DIRECTIVE: Make an exact copy of all the entries, but do not reproduce the pictures.

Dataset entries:

[start]

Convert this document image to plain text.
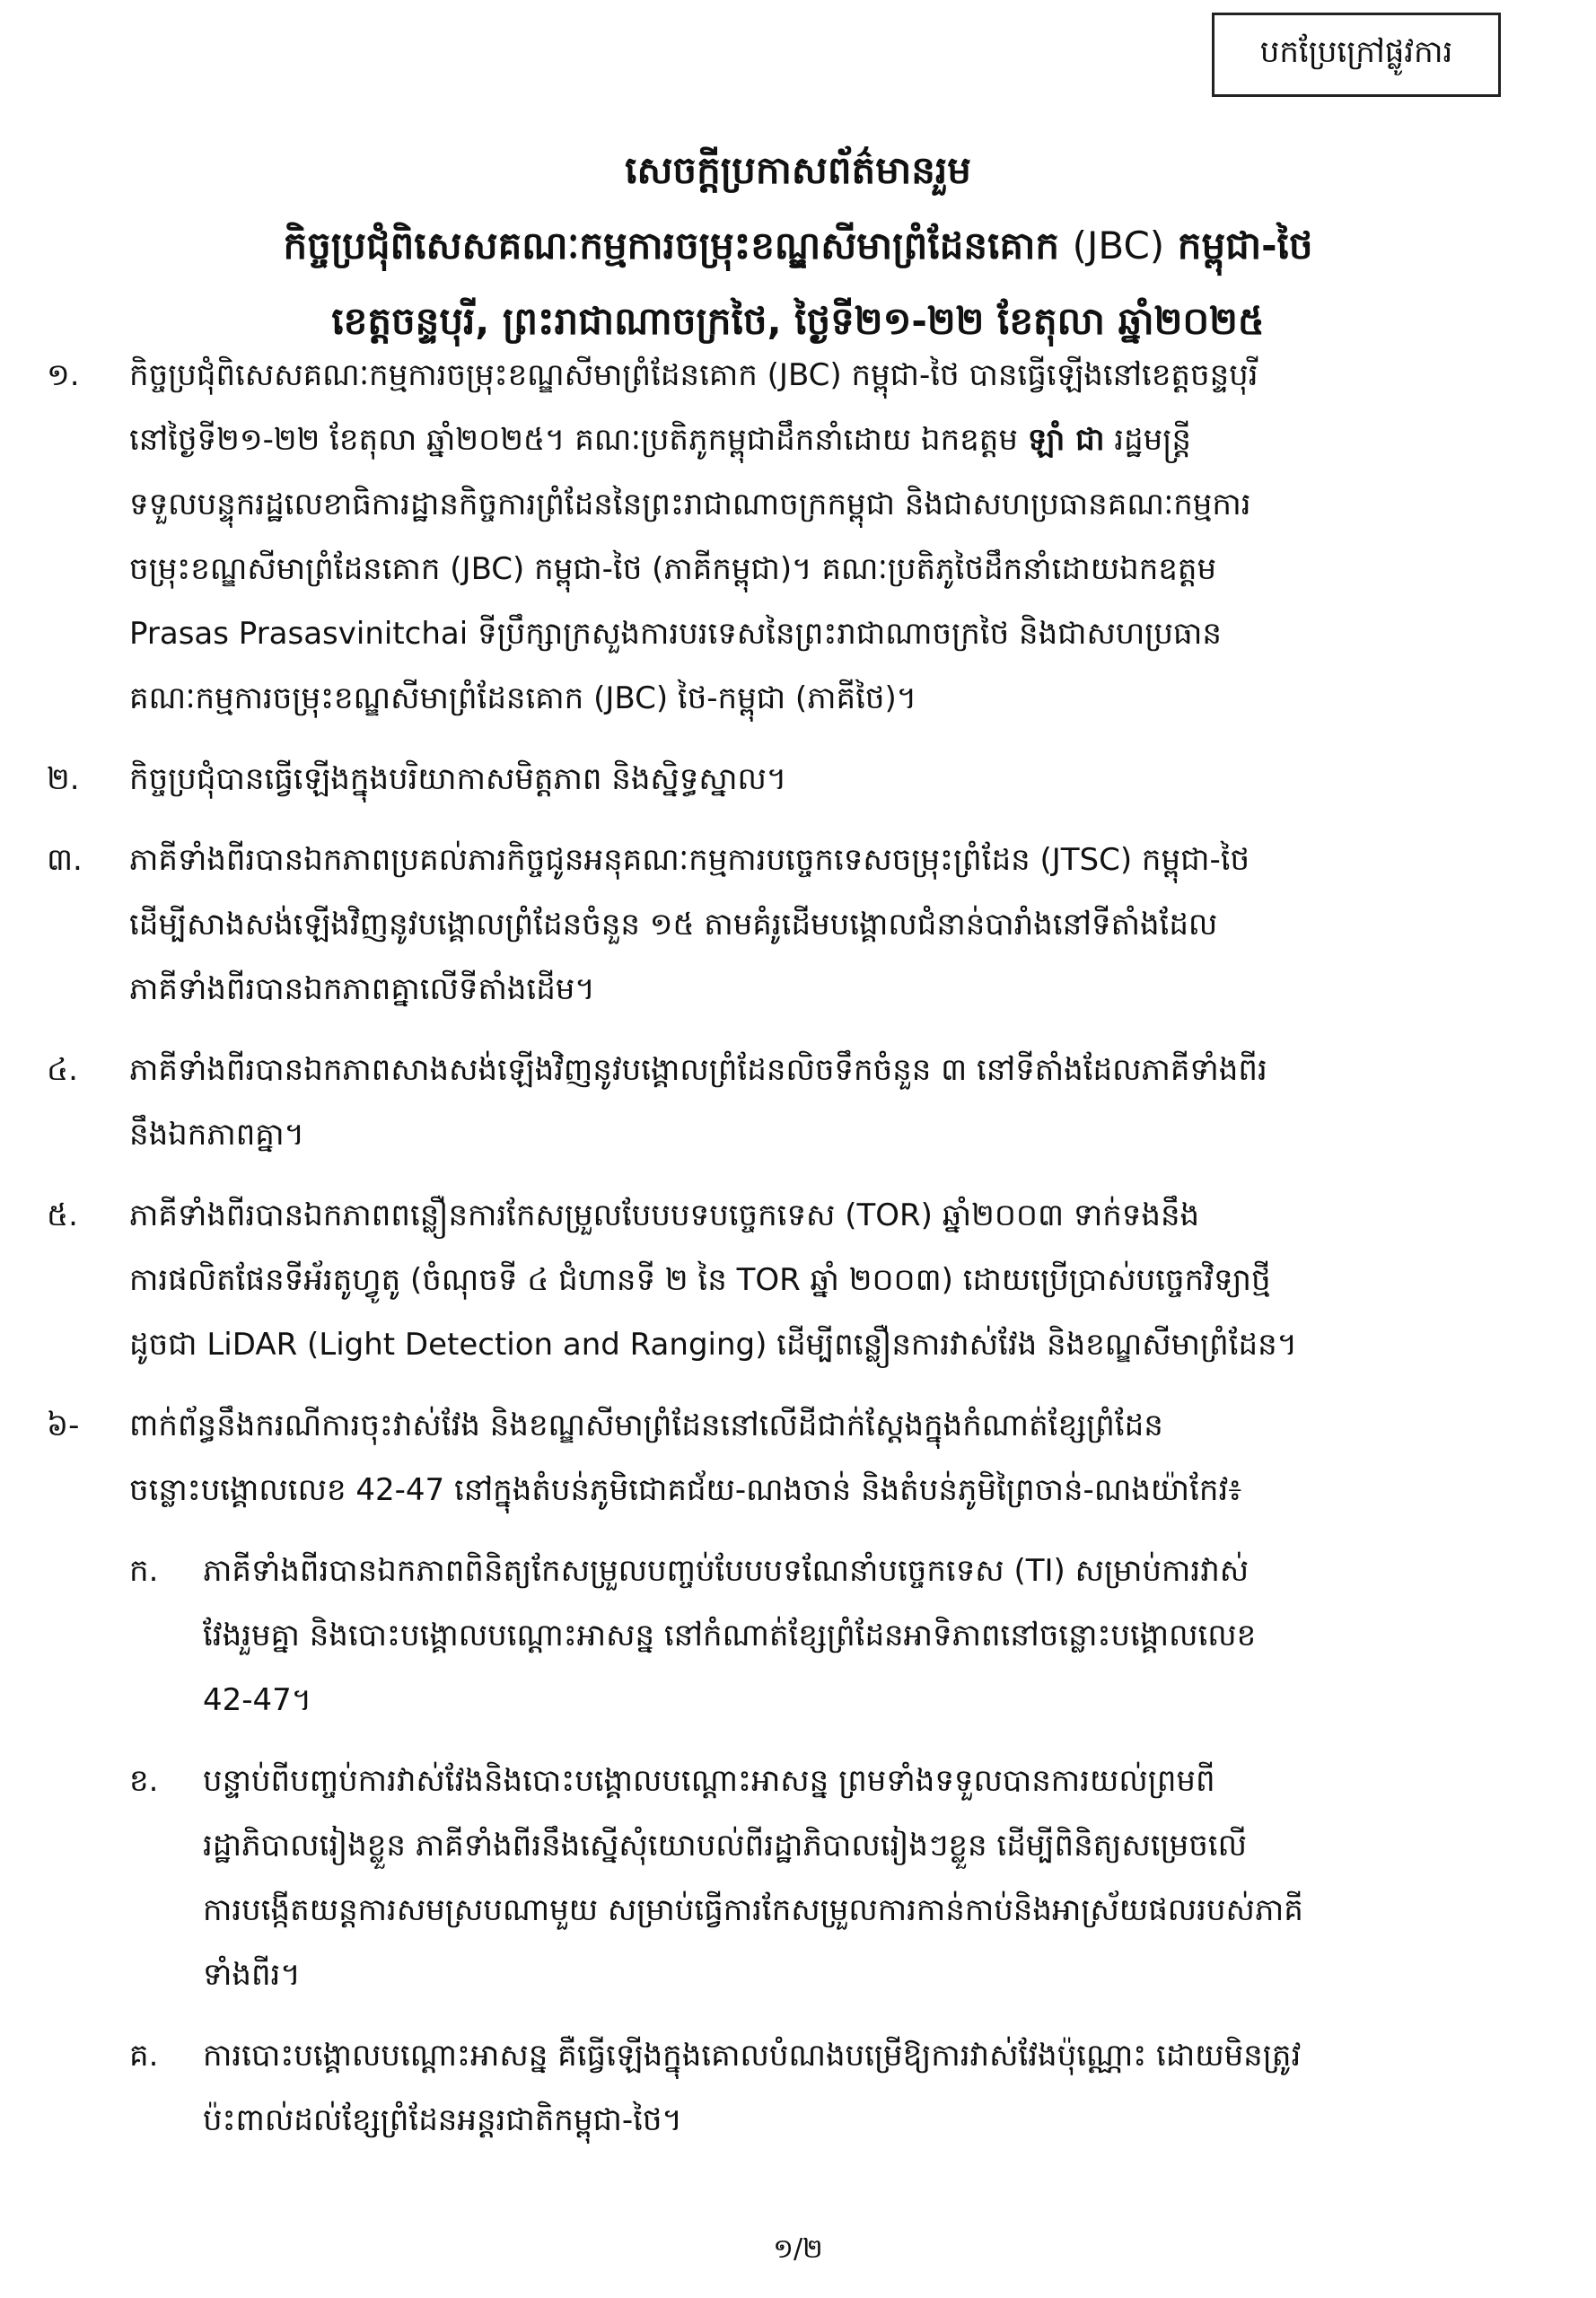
បកប្រែក្រៅផ្លូវការ
សេចក្តីប្រកាសព័ត៌មានរួម
កិច្ចប្រជុំពិសេសគណៈកម្មការចម្រុះខណ្ឌសីមាព្រំដែនគោក (JBC) កម្ពុជា-ថៃ
ខេត្តចន្ទបុរី, ព្រះរាជាណាចក្រថៃ, ថ្ងៃទី២១-២២ ខែតុលា ឆ្នាំ២០២៥
១.	កិច្ចប្រជុំពិសេសគណៈកម្មការចម្រុះខណ្ឌសីមាព្រំដែនគោក (JBC) កម្ពុជា-ថៃ បានធ្វើឡើងនៅខេត្តចន្ទបុរី
នៅថ្ងៃទី២១-២២ ខែតុលា ឆ្នាំ២០២៥។ គណៈប្រតិភូកម្ពុជាដឹកនាំដោយ ឯកឧត្តម ឡាំ ជា រដ្ឋមន្ត្រី
ទទួលបន្ទុករដ្ឋលេខាធិការដ្ឋានកិច្ចការព្រំដែននៃព្រះរាជាណាចក្រកម្ពុជា និងជាសហប្រធានគណៈកម្មការ
ចម្រុះខណ្ឌសីមាព្រំដែនគោក (JBC) កម្ពុជា-ថៃ (ភាគីកម្ពុជា)។ គណៈប្រតិភូថៃដឹកនាំដោយឯកឧត្តម
Prasas Prasasvinitchai ទីប្រឹក្សាក្រសួងការបរទេសនៃព្រះរាជាណាចក្រថៃ និងជាសហប្រធាន
គណៈកម្មការចម្រុះខណ្ឌសីមាព្រំដែនគោក (JBC) ថៃ-កម្ពុជា (ភាគីថៃ)។
២.	កិច្ចប្រជុំបានធ្វើឡើងក្នុងបរិយាកាសមិត្តភាព និងស្និទ្ធស្នាល។
៣.	ភាគីទាំងពីរបានឯកភាពប្រគល់ភារកិច្ចជូនអនុគណៈកម្មការបច្ចេកទេសចម្រុះព្រំដែន (JTSC) កម្ពុជា-ថៃ
ដើម្បីសាងសង់ឡើងវិញនូវបង្គោលព្រំដែនចំនួន ១៥ តាមគំរូដើមបង្គោលជំនាន់បារាំងនៅទីតាំងដែល
ភាគីទាំងពីរបានឯកភាពគ្នាលើទីតាំងដើម។
៤.	ភាគីទាំងពីរបានឯកភាពសាងសង់ឡើងវិញនូវបង្គោលព្រំដែនលិចទឹកចំនួន ៣ នៅទីតាំងដែលភាគីទាំងពីរ
នឹងឯកភាពគ្នា។
៥.	ភាគីទាំងពីរបានឯកភាពពន្លឿនការកែសម្រួលបែបបទបច្ចេកទេស (TOR) ឆ្នាំ២០០៣ ទាក់ទងនឹង
ការផលិតផែនទីអ័រតូហ្វូតូ (ចំណុចទី ៤ ជំហានទី ២ នៃ TOR ឆ្នាំ ២០០៣) ដោយប្រើប្រាស់បច្ចេកវិទ្យាថ្មី
ដូចជា LiDAR (Light Detection and Ranging) ដើម្បីពន្លឿនការវាស់វែង និងខណ្ឌសីមាព្រំដែន។
៦-	ពាក់ព័ន្ធនឹងករណីការចុះវាស់វែង និងខណ្ឌសីមាព្រំដែននៅលើដីជាក់ស្តែងក្នុងកំណាត់ខ្សែព្រំដែន
ចន្លោះបង្គោលលេខ 42-47 នៅក្នុងតំបន់ភូមិជោគជ័យ-ណងចាន់ និងតំបន់ភូមិព្រៃចាន់-ណងយ៉ាកែវ៖
ក.	ភាគីទាំងពីរបានឯកភាពពិនិត្យកែសម្រួលបញ្ចប់បែបបទណែនាំបច្ចេកទេស (TI) សម្រាប់ការវាស់
វែងរួមគ្នា និងបោះបង្គោលបណ្តោះអាសន្ន នៅកំណាត់ខ្សែព្រំដែនអាទិភាពនៅចន្លោះបង្គោលលេខ
42-47។
ខ.	បន្ទាប់ពីបញ្ចប់ការវាស់វែងនិងបោះបង្គោលបណ្តោះអាសន្ន ព្រមទាំងទទួលបានការយល់ព្រមពី
រដ្ឋាភិបាលរៀងខ្លួន ភាគីទាំងពីរនឹងស្នើសុំយោបល់ពីរដ្ឋាភិបាលរៀងៗខ្លួន ដើម្បីពិនិត្យសម្រេចលើ
ការបង្កើតយន្តការសមស្របណាមួយ សម្រាប់ធ្វើការកែសម្រួលការកាន់កាប់និងអាស្រ័យផលរបស់ភាគី
ទាំងពីរ។
គ.	ការបោះបង្គោលបណ្តោះអាសន្ន គឺធ្វើឡើងក្នុងគោលបំណងបម្រើឱ្យការវាស់វែងប៉ុណ្ណោះ ដោយមិនត្រូវ
ប៉ះពាល់ដល់ខ្សែព្រំដែនអន្តរជាតិកម្ពុជា-ថៃ។
១/២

[end]

EXERCISE SOLUTION:
Convert this document image to plain text.
បកប្រែក្រៅផ្លូវការ
សេចក្តីប្រកាសព័ត៌មានរួម
កិច្ចប្រជុំពិសេសគណៈកម្មការចម្រុះខណ្ឌសីមាព្រំដែនគោក (JBC) កម្ពុជា-ថៃ
ខេត្តចន្ទបុរី, ព្រះរាជាណាចក្រថៃ, ថ្ងៃទី២១-២២ ខែតុលា ឆ្នាំ២០២៥
១.	កិច្ចប្រជុំពិសេសគណៈកម្មការចម្រុះខណ្ឌសីមាព្រំដែនគោក (JBC) កម្ពុជា-ថៃ បានធ្វើឡើងនៅខេត្តចន្ទបុរី
នៅថ្ងៃទី២១-២២ ខែតុលា ឆ្នាំ២០២៥។ គណៈប្រតិភូកម្ពុជាដឹកនាំដោយ ឯកឧត្តម ឡាំ ជា រដ្ឋមន្ត្រី
ទទួលបន្ទុករដ្ឋលេខាធិការដ្ឋានកិច្ចការព្រំដែននៃព្រះរាជាណាចក្រកម្ពុជា និងជាសហប្រធានគណៈកម្មការ
ចម្រុះខណ្ឌសីមាព្រំដែនគោក (JBC) កម្ពុជា-ថៃ (ភាគីកម្ពុជា)។ គណៈប្រតិភូថៃដឹកនាំដោយឯកឧត្តម
Prasas Prasasvinitchai ទីប្រឹក្សាក្រសួងការបរទេសនៃព្រះរាជាណាចក្រថៃ និងជាសហប្រធាន
គណៈកម្មការចម្រុះខណ្ឌសីមាព្រំដែនគោក (JBC) ថៃ-កម្ពុជា (ភាគីថៃ)។
២.	កិច្ចប្រជុំបានធ្វើឡើងក្នុងបរិយាកាសមិត្តភាព និងស្និទ្ធស្នាល។
៣.	ភាគីទាំងពីរបានឯកភាពប្រគល់ភារកិច្ចជូនអនុគណៈកម្មការបច្ចេកទេសចម្រុះព្រំដែន (JTSC) កម្ពុជា-ថៃ
ដើម្បីសាងសង់ឡើងវិញនូវបង្គោលព្រំដែនចំនួន ១៥ តាមគំរូដើមបង្គោលជំនាន់បារាំងនៅទីតាំងដែល
ភាគីទាំងពីរបានឯកភាពគ្នាលើទីតាំងដើម។
៤.	ភាគីទាំងពីរបានឯកភាពសាងសង់ឡើងវិញនូវបង្គោលព្រំដែនលិចទឹកចំនួន ៣ នៅទីតាំងដែលភាគីទាំងពីរ
នឹងឯកភាពគ្នា។
៥.	ភាគីទាំងពីរបានឯកភាពពន្លឿនការកែសម្រួលបែបបទបច្ចេកទេស (TOR) ឆ្នាំ២០០៣ ទាក់ទងនឹង
ការផលិតផែនទីអ័រតូហ្វូតូ (ចំណុចទី ៤ ជំហានទី ២ នៃ TOR ឆ្នាំ ២០០៣) ដោយប្រើប្រាស់បច្ចេកវិទ្យាថ្មី
ដូចជា LiDAR (Light Detection and Ranging) ដើម្បីពន្លឿនការវាស់វែង និងខណ្ឌសីមាព្រំដែន។
៦-	ពាក់ព័ន្ធនឹងករណីការចុះវាស់វែង និងខណ្ឌសីមាព្រំដែននៅលើដីជាក់ស្តែងក្នុងកំណាត់ខ្សែព្រំដែន
ចន្លោះបង្គោលលេខ 42-47 នៅក្នុងតំបន់ភូមិជោគជ័យ-ណងចាន់ និងតំបន់ភូមិព្រៃចាន់-ណងយ៉ាកែវ៖
ក.	ភាគីទាំងពីរបានឯកភាពពិនិត្យកែសម្រួលបញ្ចប់បែបបទណែនាំបច្ចេកទេស (TI) សម្រាប់ការវាស់
វែងរួមគ្នា និងបោះបង្គោលបណ្តោះអាសន្ន នៅកំណាត់ខ្សែព្រំដែនអាទិភាពនៅចន្លោះបង្គោលលេខ
42-47។
ខ.	បន្ទាប់ពីបញ្ចប់ការវាស់វែងនិងបោះបង្គោលបណ្តោះអាសន្ន ព្រមទាំងទទួលបានការយល់ព្រមពី
រដ្ឋាភិបាលរៀងខ្លួន ភាគីទាំងពីរនឹងស្នើសុំយោបល់ពីរដ្ឋាភិបាលរៀងៗខ្លួន ដើម្បីពិនិត្យសម្រេចលើ
ការបង្កើតយន្តការសមស្របណាមួយ សម្រាប់ធ្វើការកែសម្រួលការកាន់កាប់និងអាស្រ័យផលរបស់ភាគី
ទាំងពីរ។
គ.	ការបោះបង្គោលបណ្តោះអាសន្ន គឺធ្វើឡើងក្នុងគោលបំណងបម្រើឱ្យការវាស់វែងប៉ុណ្ណោះ ដោយមិនត្រូវ
ប៉ះពាល់ដល់ខ្សែព្រំដែនអន្តរជាតិកម្ពុជា-ថៃ។
១/២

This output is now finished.